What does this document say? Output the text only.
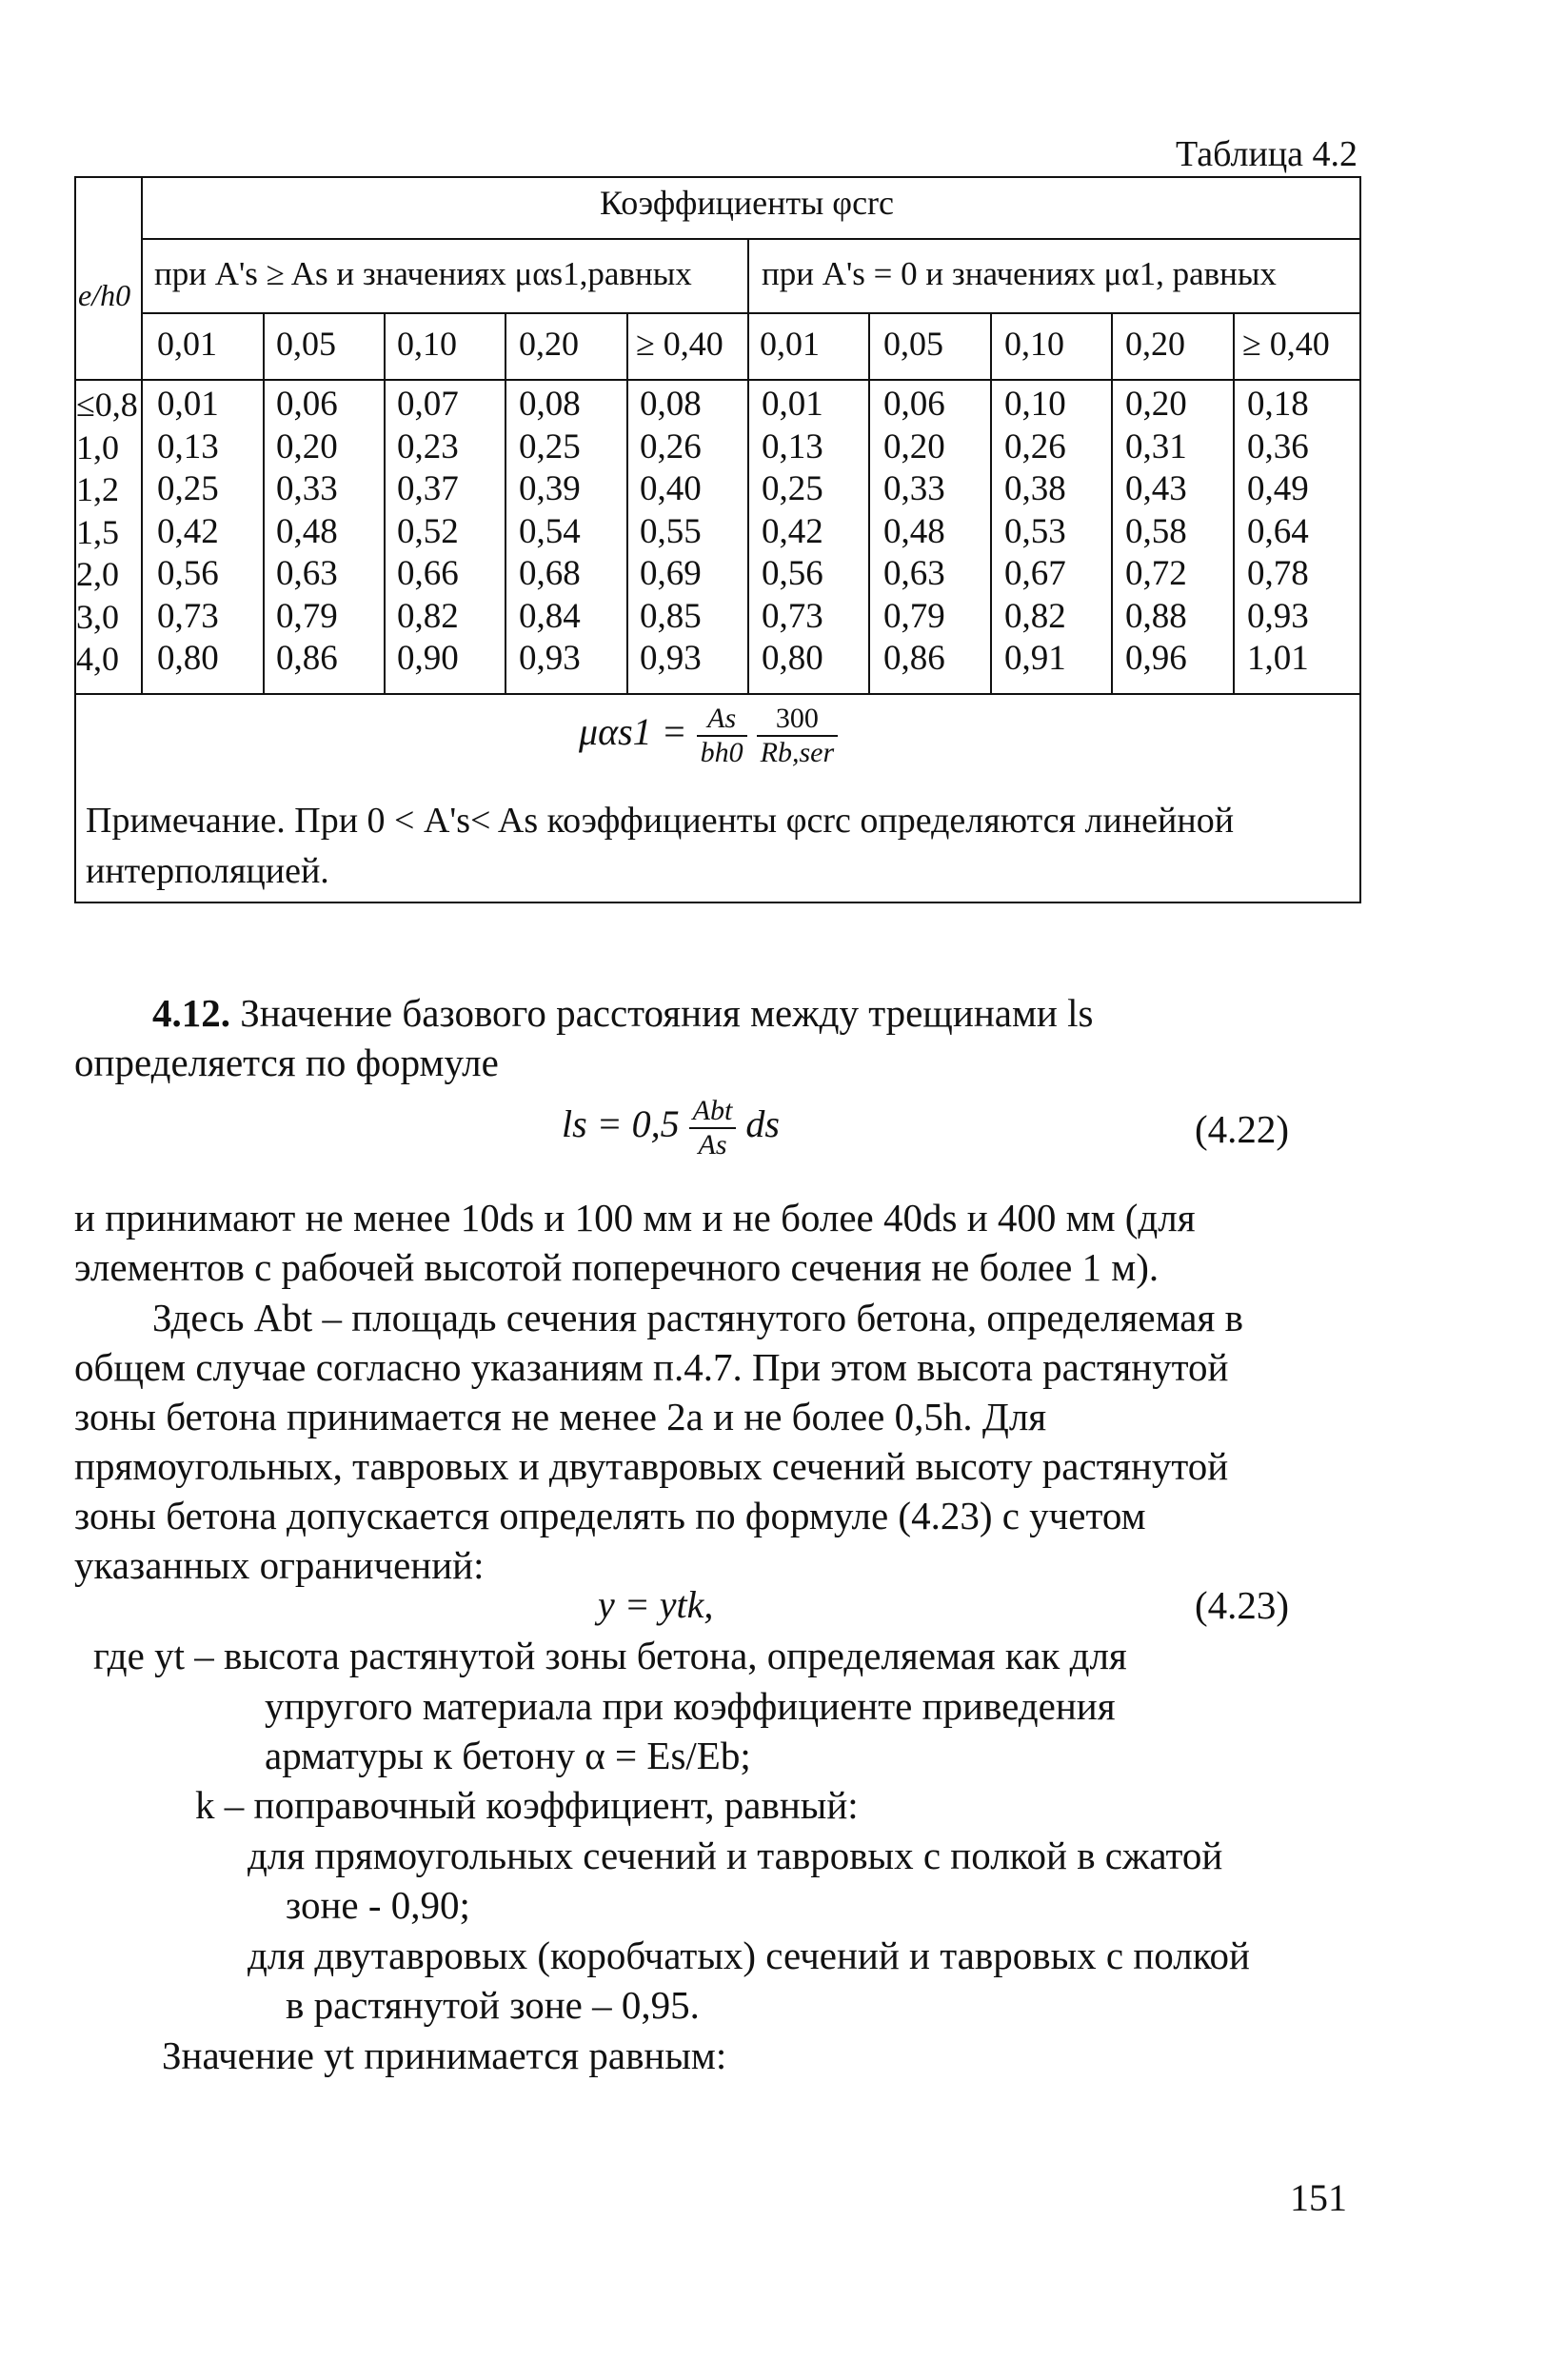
Таблица 4.2
Коэффициенты φcrc
e/h0
при A's ≥ As и значениях μαs1,равных при A's = 0 и значениях μα1, равных
0,01 0,05 0,10 0,20 ≥ 0,40 0,01 0,05 0,10 0,20 ≥ 0,40
≤0,8
1,0
1,2
1,5
2,0
3,0
4,0
0,01
0,13
0,25
0,42
0,56
0,73
0,80
0,06
0,20
0,33
0,48
0,63
0,79
0,86
0,07
0,23
0,37
0,52
0,66
0,82
0,90
0,08
0,25
0,39
0,54
0,68
0,84
0,93
0,08
0,26
0,40
0,55
0,69
0,85
0,93
0,01
0,13
0,25
0,42
0,56
0,73
0,80
0,06
0,20
0,33
0,48
0,63
0,79
0,86
0,10
0,26
0,38
0,53
0,67
0,82
0,91
0,20
0,31
0,43
0,58
0,72
0,88
0,96
0,18
0,36
0,49
0,64
0,78
0,93
1,01
$\mu\alpha s1 = \frac{As}{bh0}$
$\frac{300}{\text{Rb,ser}}$
Примечание. При 0 < A's< As коэффициенты φcrc определяются линейной
интерполяцией.
4.12. Значение базового расстояния между трещинами ls
определяется по формуле
ls = $0,5 \frac{\text{Abt}}{As}$ ds	(4.22)
и принимают не менее 10ds и 100 мм и не более 40ds и 400 мм (для
элементов с рабочей высотой поперечного сечения не более 1 м).
Здесь Abt – площадь сечения растянутого бетона, определяемая в
общем случае согласно указаниям п.4.7. При этом высота растянутой
зоны бетона принимается не менее 2a и не более 0,5h. Для
прямоугольных, тавровых и двутавровых сечений высоту растянутой
зоны бетона допускается определять по формуле (4.23) с учетом
указанных ограничений:
y = ytk,	(4.23)
где yt – высота растянутой зоны бетона, определяемая как для
упругого материала при коэффициенте приведения
арматуры к бетону α = Es/Eb;
k – поправочный коэффициент, равный:
для прямоугольных сечений и тавровых с полкой в сжатой
зоне - 0,90;
для двутавровых (коробчатых) сечений и тавровых с полкой
в растянутой зоне – 0,95.
Значение yt принимается равным:
151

_ _ _ _ _ _ _

Pictures stay out; repeat all the rest of the records exactly.

What does this document say? Output the text only.
Таблица 4.2
Коэффициенты φcrc
e/h0
при A's ≥ As и значениях μαs1,равных при A's = 0 и значениях μα1, равных
0,01 0,05 0,10 0,20 ≥ 0,40 0,01 0,05 0,10 0,20 ≥ 0,40
≤0,8
1,0
1,2
1,5
2,0
3,0
4,0
0,01
0,13
0,25
0,42
0,56
0,73
0,80
0,06
0,20
0,33
0,48
0,63
0,79
0,86
0,07
0,23
0,37
0,52
0,66
0,82
0,90
0,08
0,25
0,39
0,54
0,68
0,84
0,93
0,08
0,26
0,40
0,55
0,69
0,85
0,93
0,01
0,13
0,25
0,42
0,56
0,73
0,80
0,06
0,20
0,33
0,48
0,63
0,79
0,86
0,10
0,26
0,38
0,53
0,67
0,82
0,91
0,20
0,31
0,43
0,58
0,72
0,88
0,96
0,18
0,36
0,49
0,64
0,78
0,93
1,01
$\mu\alpha s1 = \frac{As}{bh0}$
$\frac{300}{\text{Rb,ser}}$
Примечание. При 0 < A's< As коэффициенты φcrc определяются линейной
интерполяцией.
4.12. Значение базового расстояния между трещинами ls
определяется по формуле
ls = $0,5 \frac{\text{Abt}}{As}$ ds	(4.22)
и принимают не менее 10ds и 100 мм и не более 40ds и 400 мм (для
элементов с рабочей высотой поперечного сечения не более 1 м).
Здесь Abt – площадь сечения растянутого бетона, определяемая в
общем случае согласно указаниям п.4.7. При этом высота растянутой
зоны бетона принимается не менее 2a и не более 0,5h. Для
прямоугольных, тавровых и двутавровых сечений высоту растянутой
зоны бетона допускается определять по формуле (4.23) с учетом
указанных ограничений:
y = ytk,	(4.23)
где yt – высота растянутой зоны бетона, определяемая как для
упругого материала при коэффициенте приведения
арматуры к бетону α = Es/Eb;
k – поправочный коэффициент, равный:
для прямоугольных сечений и тавровых с полкой в сжатой
зоне - 0,90;
для двутавровых (коробчатых) сечений и тавровых с полкой
в растянутой зоне – 0,95.
Значение yt принимается равным:
151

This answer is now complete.